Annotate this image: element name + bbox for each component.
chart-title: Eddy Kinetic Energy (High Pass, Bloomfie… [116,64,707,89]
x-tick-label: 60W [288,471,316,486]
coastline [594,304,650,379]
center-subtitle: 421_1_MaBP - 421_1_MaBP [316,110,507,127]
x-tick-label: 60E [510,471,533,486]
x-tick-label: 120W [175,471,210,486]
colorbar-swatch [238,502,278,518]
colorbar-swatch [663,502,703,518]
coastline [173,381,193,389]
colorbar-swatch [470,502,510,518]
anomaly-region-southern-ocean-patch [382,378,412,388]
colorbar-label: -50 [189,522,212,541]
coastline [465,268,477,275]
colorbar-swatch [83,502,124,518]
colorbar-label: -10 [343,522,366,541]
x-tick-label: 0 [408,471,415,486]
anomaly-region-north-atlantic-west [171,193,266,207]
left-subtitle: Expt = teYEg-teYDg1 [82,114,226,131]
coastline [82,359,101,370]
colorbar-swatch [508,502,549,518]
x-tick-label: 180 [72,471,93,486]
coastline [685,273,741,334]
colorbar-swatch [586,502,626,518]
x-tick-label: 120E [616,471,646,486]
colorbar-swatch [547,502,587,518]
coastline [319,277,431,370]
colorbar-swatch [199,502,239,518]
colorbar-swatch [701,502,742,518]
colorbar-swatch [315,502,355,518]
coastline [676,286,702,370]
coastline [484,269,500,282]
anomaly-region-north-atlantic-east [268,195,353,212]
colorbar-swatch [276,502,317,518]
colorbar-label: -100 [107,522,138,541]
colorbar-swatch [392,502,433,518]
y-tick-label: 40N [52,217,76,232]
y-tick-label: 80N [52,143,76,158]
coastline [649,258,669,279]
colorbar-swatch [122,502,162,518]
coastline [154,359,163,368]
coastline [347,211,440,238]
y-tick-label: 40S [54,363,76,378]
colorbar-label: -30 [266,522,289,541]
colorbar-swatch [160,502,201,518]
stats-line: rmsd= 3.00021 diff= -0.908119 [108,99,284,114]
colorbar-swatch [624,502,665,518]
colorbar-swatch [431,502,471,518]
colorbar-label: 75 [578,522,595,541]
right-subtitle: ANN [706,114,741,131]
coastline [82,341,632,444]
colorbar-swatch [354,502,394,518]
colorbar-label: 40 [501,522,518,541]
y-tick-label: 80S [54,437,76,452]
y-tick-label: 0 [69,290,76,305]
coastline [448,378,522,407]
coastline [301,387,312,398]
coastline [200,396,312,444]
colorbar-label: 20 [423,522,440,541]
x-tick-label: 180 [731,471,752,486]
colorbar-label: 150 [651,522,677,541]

EXERCISE DIRECTIONS –
Copy every one of the entries above word for word.

SOLUTION FOR THIS EXERCISE –
Annotate this image: element name + bbox for each component.
chart-title: Eddy Kinetic Energy (High Pass, Bloomfie… [116,64,707,89]
x-tick-label: 60W [288,471,316,486]
coastline [594,304,650,379]
center-subtitle: 421_1_MaBP - 421_1_MaBP [316,110,507,127]
x-tick-label: 60E [510,471,533,486]
x-tick-label: 120W [175,471,210,486]
colorbar-swatch [238,502,278,518]
colorbar-swatch [663,502,703,518]
coastline [173,381,193,389]
colorbar-swatch [470,502,510,518]
anomaly-region-southern-ocean-patch [382,378,412,388]
colorbar-label: -50 [189,522,212,541]
coastline [465,268,477,275]
colorbar-swatch [83,502,124,518]
colorbar-label: -10 [343,522,366,541]
x-tick-label: 0 [408,471,415,486]
anomaly-region-north-atlantic-west [171,193,266,207]
left-subtitle: Expt = teYEg-teYDg1 [82,114,226,131]
coastline [82,359,101,370]
colorbar-swatch [508,502,549,518]
x-tick-label: 180 [72,471,93,486]
coastline [685,273,741,334]
colorbar-swatch [586,502,626,518]
x-tick-label: 120E [616,471,646,486]
colorbar-swatch [547,502,587,518]
coastline [319,277,431,370]
colorbar-swatch [199,502,239,518]
colorbar-swatch [701,502,742,518]
colorbar-swatch [315,502,355,518]
coastline [676,286,702,370]
coastline [484,269,500,282]
anomaly-region-north-atlantic-east [268,195,353,212]
colorbar-swatch [276,502,317,518]
colorbar-label: -100 [107,522,138,541]
colorbar-swatch [392,502,433,518]
y-tick-label: 40N [52,217,76,232]
y-tick-label: 80N [52,143,76,158]
coastline [649,258,669,279]
colorbar-swatch [122,502,162,518]
coastline [154,359,163,368]
coastline [347,211,440,238]
y-tick-label: 40S [54,363,76,378]
colorbar-label: -30 [266,522,289,541]
colorbar-swatch [160,502,201,518]
stats-line: rmsd= 3.00021 diff= -0.908119 [108,99,284,114]
colorbar-swatch [624,502,665,518]
colorbar-swatch [431,502,471,518]
colorbar-label: 75 [578,522,595,541]
right-subtitle: ANN [706,114,741,131]
coastline [82,341,632,444]
colorbar-swatch [354,502,394,518]
colorbar-label: 40 [501,522,518,541]
y-tick-label: 80S [54,437,76,452]
y-tick-label: 0 [69,290,76,305]
coastline [448,378,522,407]
coastline [301,387,312,398]
coastline [200,396,312,444]
colorbar-label: 20 [423,522,440,541]
x-tick-label: 180 [731,471,752,486]
colorbar-label: 150 [651,522,677,541]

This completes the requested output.